• **Stored records**:
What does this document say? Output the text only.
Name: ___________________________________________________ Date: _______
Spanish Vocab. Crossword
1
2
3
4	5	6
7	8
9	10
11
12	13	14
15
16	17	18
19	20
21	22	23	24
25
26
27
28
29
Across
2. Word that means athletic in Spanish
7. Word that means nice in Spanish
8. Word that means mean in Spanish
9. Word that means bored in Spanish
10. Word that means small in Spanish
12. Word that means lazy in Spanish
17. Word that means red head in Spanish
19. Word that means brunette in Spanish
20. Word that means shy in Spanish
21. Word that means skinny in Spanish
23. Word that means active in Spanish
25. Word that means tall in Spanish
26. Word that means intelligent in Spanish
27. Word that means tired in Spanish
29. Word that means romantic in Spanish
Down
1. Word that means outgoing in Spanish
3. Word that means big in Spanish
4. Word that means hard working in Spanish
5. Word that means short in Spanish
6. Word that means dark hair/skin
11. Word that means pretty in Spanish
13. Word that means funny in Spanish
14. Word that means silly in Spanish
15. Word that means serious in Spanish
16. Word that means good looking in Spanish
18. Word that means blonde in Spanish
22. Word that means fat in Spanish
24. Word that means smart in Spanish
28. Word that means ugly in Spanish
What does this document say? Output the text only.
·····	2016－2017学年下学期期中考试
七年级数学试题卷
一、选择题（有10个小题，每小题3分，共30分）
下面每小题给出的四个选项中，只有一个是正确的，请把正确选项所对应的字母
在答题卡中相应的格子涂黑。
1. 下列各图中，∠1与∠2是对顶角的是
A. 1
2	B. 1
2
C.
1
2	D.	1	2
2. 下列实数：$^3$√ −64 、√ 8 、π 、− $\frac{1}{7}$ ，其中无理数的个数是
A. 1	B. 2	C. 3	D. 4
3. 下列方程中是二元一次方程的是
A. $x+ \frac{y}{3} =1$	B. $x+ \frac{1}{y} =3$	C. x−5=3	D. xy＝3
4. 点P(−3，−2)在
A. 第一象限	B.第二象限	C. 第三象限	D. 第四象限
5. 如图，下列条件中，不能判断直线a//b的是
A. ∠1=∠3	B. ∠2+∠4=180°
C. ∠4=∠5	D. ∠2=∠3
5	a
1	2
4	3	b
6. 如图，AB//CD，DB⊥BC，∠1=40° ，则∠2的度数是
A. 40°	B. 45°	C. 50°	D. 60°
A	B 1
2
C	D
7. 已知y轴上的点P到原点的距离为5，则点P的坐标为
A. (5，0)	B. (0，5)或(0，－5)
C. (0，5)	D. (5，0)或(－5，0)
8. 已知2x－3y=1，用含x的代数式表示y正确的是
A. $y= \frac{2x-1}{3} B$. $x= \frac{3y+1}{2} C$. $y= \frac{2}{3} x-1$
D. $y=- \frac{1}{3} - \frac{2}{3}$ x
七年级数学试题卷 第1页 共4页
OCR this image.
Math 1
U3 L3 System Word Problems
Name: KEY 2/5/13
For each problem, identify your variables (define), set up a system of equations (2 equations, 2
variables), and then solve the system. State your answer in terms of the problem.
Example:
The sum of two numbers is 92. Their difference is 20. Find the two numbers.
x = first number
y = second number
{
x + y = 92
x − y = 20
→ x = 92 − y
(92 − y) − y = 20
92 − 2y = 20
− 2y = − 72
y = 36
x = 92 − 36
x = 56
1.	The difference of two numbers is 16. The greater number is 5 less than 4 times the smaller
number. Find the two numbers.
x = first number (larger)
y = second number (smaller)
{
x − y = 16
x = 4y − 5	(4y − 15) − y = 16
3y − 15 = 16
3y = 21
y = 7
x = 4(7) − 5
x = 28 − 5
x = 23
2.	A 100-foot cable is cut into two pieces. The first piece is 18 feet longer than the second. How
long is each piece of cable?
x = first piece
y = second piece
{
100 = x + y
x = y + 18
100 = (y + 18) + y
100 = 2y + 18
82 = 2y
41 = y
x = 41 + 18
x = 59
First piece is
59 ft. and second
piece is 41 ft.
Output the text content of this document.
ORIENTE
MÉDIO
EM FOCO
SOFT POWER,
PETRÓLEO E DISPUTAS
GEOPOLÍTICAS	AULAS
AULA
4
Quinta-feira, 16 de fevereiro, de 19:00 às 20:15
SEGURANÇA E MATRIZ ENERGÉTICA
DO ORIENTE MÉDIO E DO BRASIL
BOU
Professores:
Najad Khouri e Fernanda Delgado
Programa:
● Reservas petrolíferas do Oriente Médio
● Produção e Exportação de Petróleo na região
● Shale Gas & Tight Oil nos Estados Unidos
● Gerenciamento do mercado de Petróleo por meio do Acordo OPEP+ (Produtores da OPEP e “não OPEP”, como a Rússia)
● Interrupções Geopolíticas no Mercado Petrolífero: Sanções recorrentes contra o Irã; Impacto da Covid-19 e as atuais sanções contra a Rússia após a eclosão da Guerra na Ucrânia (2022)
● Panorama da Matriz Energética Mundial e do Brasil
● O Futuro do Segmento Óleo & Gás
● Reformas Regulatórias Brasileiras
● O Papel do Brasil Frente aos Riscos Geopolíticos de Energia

• **The task**:
Make a list of all lines in the data that contain "smaller".

• **Answer to the exercise**:
1.	The difference of two numbers is 16. The greater number is 5 less than 4 times the smaller
y = second number (smaller)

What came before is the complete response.